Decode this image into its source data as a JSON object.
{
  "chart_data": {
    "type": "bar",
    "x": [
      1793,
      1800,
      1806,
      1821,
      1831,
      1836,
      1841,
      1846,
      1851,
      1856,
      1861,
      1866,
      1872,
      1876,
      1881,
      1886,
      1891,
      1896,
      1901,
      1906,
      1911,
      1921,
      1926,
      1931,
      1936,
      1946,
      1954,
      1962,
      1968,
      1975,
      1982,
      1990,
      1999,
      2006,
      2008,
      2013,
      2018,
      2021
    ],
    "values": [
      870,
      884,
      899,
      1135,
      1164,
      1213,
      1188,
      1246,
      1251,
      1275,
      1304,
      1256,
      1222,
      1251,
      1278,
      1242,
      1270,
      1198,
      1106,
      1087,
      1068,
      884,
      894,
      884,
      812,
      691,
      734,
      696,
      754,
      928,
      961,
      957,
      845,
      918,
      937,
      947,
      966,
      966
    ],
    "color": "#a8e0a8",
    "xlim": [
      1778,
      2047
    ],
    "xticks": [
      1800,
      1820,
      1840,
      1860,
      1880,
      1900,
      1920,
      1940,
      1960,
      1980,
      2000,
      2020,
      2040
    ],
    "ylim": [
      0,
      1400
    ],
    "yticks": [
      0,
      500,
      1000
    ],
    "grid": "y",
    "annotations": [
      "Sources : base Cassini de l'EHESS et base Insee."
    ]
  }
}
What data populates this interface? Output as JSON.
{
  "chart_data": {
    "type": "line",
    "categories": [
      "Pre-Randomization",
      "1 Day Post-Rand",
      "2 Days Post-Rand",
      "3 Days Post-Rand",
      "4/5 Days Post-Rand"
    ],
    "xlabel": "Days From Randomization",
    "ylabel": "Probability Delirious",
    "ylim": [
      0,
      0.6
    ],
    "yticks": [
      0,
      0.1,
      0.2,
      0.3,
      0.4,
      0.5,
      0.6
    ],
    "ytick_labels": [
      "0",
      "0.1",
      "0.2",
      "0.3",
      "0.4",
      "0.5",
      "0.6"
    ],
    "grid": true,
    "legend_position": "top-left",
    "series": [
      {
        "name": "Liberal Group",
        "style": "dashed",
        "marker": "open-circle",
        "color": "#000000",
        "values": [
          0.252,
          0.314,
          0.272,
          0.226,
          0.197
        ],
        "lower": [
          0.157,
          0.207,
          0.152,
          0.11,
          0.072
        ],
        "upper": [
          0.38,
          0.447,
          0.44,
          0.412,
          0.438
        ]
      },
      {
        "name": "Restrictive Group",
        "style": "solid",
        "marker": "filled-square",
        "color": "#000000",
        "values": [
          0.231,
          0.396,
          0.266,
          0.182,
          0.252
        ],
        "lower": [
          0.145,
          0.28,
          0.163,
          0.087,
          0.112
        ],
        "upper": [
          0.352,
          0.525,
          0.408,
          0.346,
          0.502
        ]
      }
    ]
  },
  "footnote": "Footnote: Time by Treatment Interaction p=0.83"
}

* WRITTEN INSTRUCTION *
Restate the data above exactly, keeping each word as it stands.

* COMPLETED TASK *
Decode this image into its source data as a JSON object.
{
  "chart_data": {
    "type": "bar",
    "x": [
      1793,
      1800,
      1806,
      1821,
      1831,
      1836,
      1841,
      1846,
      1851,
      1856,
      1861,
      1866,
      1872,
      1876,
      1881,
      1886,
      1891,
      1896,
      1901,
      1906,
      1911,
      1921,
      1926,
      1931,
      1936,
      1946,
      1954,
      1962,
      1968,
      1975,
      1982,
      1990,
      1999,
      2006,
      2008,
      2013,
      2018,
      2021
    ],
    "values": [
      870,
      884,
      899,
      1135,
      1164,
      1213,
      1188,
      1246,
      1251,
      1275,
      1304,
      1256,
      1222,
      1251,
      1278,
      1242,
      1270,
      1198,
      1106,
      1087,
      1068,
      884,
      894,
      884,
      812,
      691,
      734,
      696,
      754,
      928,
      961,
      957,
      845,
      918,
      937,
      947,
      966,
      966
    ],
    "color": "#a8e0a8",
    "xlim": [
      1778,
      2047
    ],
    "xticks": [
      1800,
      1820,
      1840,
      1860,
      1880,
      1900,
      1920,
      1940,
      1960,
      1980,
      2000,
      2020,
      2040
    ],
    "ylim": [
      0,
      1400
    ],
    "yticks": [
      0,
      500,
      1000
    ],
    "grid": "y",
    "annotations": [
      "Sources : base Cassini de l'EHESS et base Insee."
    ]
  }
}
What data populates this interface? Output as JSON.
{
  "chart_data": {
    "type": "line",
    "categories": [
      "Pre-Randomization",
      "1 Day Post-Rand",
      "2 Days Post-Rand",
      "3 Days Post-Rand",
      "4/5 Days Post-Rand"
    ],
    "xlabel": "Days From Randomization",
    "ylabel": "Probability Delirious",
    "ylim": [
      0,
      0.6
    ],
    "yticks": [
      0,
      0.1,
      0.2,
      0.3,
      0.4,
      0.5,
      0.6
    ],
    "ytick_labels": [
      "0",
      "0.1",
      "0.2",
      "0.3",
      "0.4",
      "0.5",
      "0.6"
    ],
    "grid": true,
    "legend_position": "top-left",
    "series": [
      {
        "name": "Liberal Group",
        "style": "dashed",
        "marker": "open-circle",
        "color": "#000000",
        "values": [
          0.252,
          0.314,
          0.272,
          0.226,
          0.197
        ],
        "lower": [
          0.157,
          0.207,
          0.152,
          0.11,
          0.072
        ],
        "upper": [
          0.38,
          0.447,
          0.44,
          0.412,
          0.438
        ]
      },
      {
        "name": "Restrictive Group",
        "style": "solid",
        "marker": "filled-square",
        "color": "#000000",
        "values": [
          0.231,
          0.396,
          0.266,
          0.182,
          0.252
        ],
        "lower": [
          0.145,
          0.28,
          0.163,
          0.087,
          0.112
        ],
        "upper": [
          0.352,
          0.525,
          0.408,
          0.346,
          0.502
        ]
      }
    ]
  },
  "footnote": "Footnote: Time by Treatment Interaction p=0.83"
}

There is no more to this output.